Using the transcript below, answer:
1. What brand is the cigar that is offered?
2. Where is Rusty's new job, and what is the position?
3. On what day is the job interview mentioned at the end of the transcript?
-------- Source text --------
♪ ♪
NASH: I can't believe it.
I'm in shock.
What am I going to do?
Where am I going to go?
I'm an unemployed
-something tennis pro.
My only marketable
skills are my backhand
and facility for risqué banter.
I can't even type.
[SNIFFS] Maybe you could sell boats.
Is that supposed to be a joke?
Here, take this.
No, thank you.
GETTY: Take it. That's a Montecristo.
That's the finest cigar
you're ever gonna smoke.
I've been saving it for
a special occasion.
But you can have it.
Oy.
[SETS GLASS ON TABLE]
[GETTY SIGHS]
All right, boychik.
Hey, boss.
Rusty.
What can I do for you?
I'm quitting.
I beg your pardon?
I got another job.
Another job?
- But the season's almost over.
- I know.
But I want to get my foot in
the door for next summer.
Your foot in the door? Where?
Windybush. Yeah.
I'm the new assistant pro.
Huh.
So, that's my notice.
♪ ♪
[MISTY GASPS]
BOTH: ♪ Dun-da-da! ♪
- Oh, my God, you guys!
- WHEELER: You like it?
It's... So, it's-it's a...
it's-it's a tooth.
It's beautiful.
Is it sugarless?
Ah. I'm just kidding.
[LAUGHTER]
- Come here, guys.
- Mm.
So, what do you want to do tonight?
Um, I don't know. What are my options?
We could go out to a
nice dinner somewhere.
Yeah, we could hit some bars.
Or we could drive out to the
burbs and take a big poop
through Dr. Ron's moonroof.
Well, you know, as
tempting as that sounds,
I think I'm gonna go with option one.
- [DAVID CHUCKLES]
- But only if I pay.
- No way.
- Absolutely not.
Uh, you guys are both unemployed.
- Yeah, we're not destitute.
- I got a job interview Monday.
-------- Extracted entries --------
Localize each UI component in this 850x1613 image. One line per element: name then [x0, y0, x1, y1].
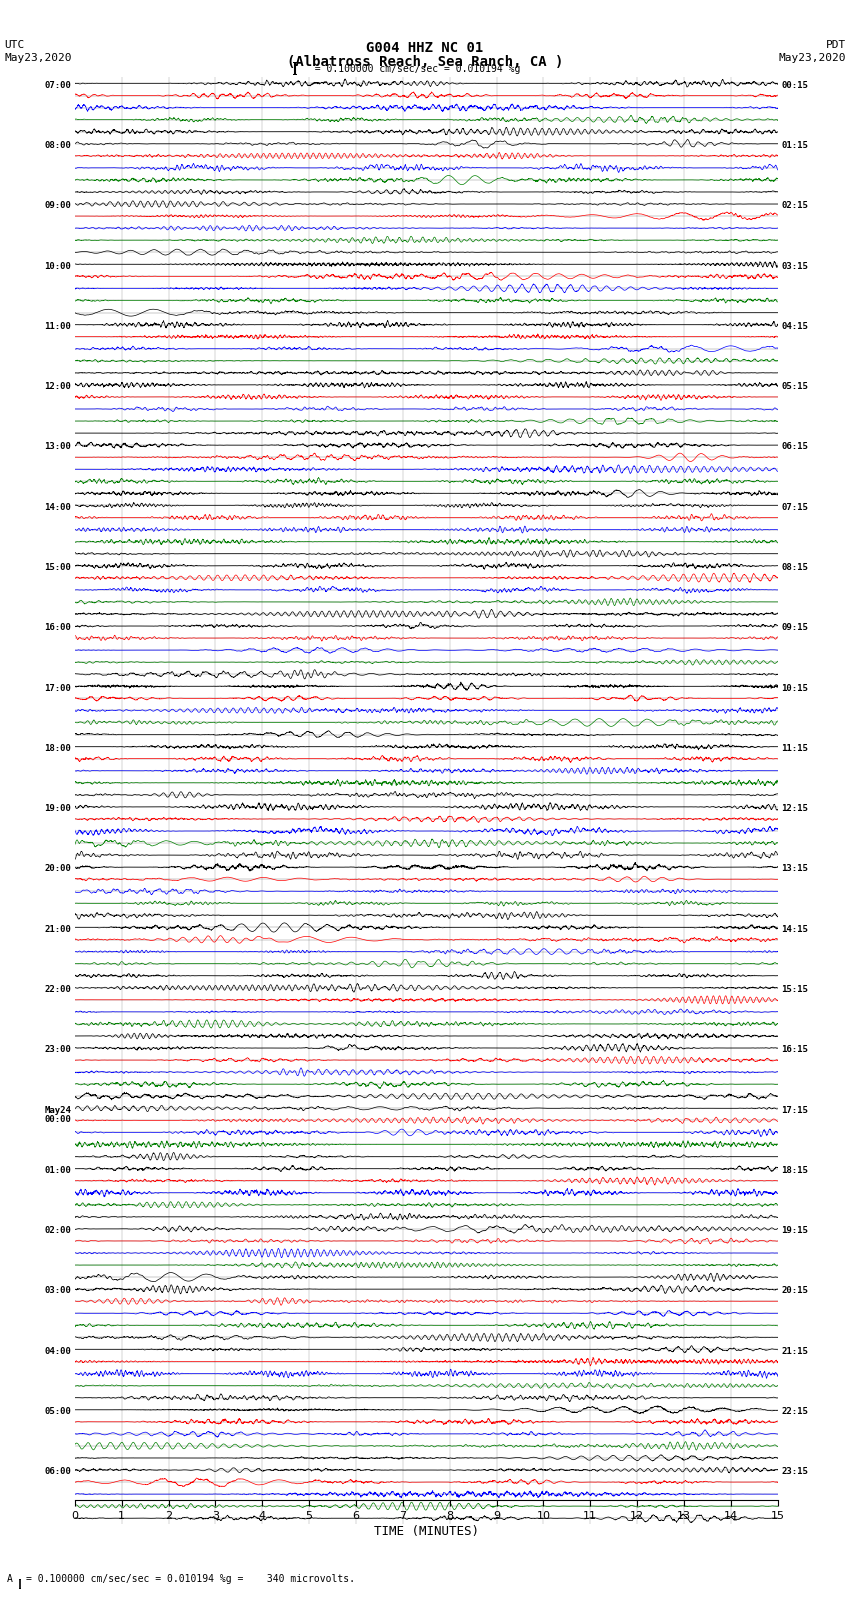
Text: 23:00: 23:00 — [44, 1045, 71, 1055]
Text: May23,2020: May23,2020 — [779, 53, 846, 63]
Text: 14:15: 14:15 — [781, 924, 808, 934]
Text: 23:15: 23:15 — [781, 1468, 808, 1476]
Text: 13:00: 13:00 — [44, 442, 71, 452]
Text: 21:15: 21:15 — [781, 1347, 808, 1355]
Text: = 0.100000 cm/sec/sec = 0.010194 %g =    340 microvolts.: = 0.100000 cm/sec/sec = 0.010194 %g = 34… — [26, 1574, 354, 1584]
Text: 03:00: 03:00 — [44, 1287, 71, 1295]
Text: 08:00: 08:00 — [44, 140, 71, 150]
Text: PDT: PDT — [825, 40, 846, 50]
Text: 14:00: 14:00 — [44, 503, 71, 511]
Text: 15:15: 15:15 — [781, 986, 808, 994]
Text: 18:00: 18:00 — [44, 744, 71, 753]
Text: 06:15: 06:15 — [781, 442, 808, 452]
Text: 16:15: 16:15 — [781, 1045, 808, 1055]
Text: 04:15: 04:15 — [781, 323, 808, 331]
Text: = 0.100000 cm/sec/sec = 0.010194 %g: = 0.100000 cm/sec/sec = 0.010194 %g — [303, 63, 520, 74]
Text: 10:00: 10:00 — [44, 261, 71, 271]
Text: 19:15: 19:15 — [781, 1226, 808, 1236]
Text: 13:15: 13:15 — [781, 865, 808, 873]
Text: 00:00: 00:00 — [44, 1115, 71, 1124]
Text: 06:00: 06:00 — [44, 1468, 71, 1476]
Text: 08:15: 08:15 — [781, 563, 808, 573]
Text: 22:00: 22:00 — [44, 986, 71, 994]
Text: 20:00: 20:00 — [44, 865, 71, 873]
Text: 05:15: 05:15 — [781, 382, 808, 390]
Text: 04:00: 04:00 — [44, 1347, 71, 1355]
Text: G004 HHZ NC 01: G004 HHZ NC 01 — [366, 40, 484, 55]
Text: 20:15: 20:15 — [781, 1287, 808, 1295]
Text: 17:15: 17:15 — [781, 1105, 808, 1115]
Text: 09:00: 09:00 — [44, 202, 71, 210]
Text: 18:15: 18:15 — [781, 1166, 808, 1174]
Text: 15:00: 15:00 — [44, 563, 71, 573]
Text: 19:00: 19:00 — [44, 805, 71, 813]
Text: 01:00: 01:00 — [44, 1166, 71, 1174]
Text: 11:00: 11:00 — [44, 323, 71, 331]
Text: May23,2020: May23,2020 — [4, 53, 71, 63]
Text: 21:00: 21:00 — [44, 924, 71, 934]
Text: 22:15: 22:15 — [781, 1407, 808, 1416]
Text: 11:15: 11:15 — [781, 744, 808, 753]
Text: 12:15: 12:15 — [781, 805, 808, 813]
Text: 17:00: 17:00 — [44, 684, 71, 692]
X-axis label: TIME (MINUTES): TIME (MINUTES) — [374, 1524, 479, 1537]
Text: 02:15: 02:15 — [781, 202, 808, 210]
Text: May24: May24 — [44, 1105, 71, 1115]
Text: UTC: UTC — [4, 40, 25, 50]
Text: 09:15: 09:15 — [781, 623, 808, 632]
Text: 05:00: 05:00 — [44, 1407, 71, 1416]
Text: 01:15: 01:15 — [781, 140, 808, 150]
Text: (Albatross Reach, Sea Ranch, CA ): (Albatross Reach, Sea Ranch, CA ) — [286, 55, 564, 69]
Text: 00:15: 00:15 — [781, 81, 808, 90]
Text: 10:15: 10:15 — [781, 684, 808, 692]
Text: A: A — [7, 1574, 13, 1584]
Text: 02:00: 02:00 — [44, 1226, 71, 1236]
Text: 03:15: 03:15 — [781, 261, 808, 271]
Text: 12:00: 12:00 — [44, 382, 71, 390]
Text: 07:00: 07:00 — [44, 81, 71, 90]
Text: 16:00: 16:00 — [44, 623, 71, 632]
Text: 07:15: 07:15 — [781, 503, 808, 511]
--------
**Exercise answer**:
1. A Montecristo.
2. Windybush, as the new assistant pro.
3. Monday.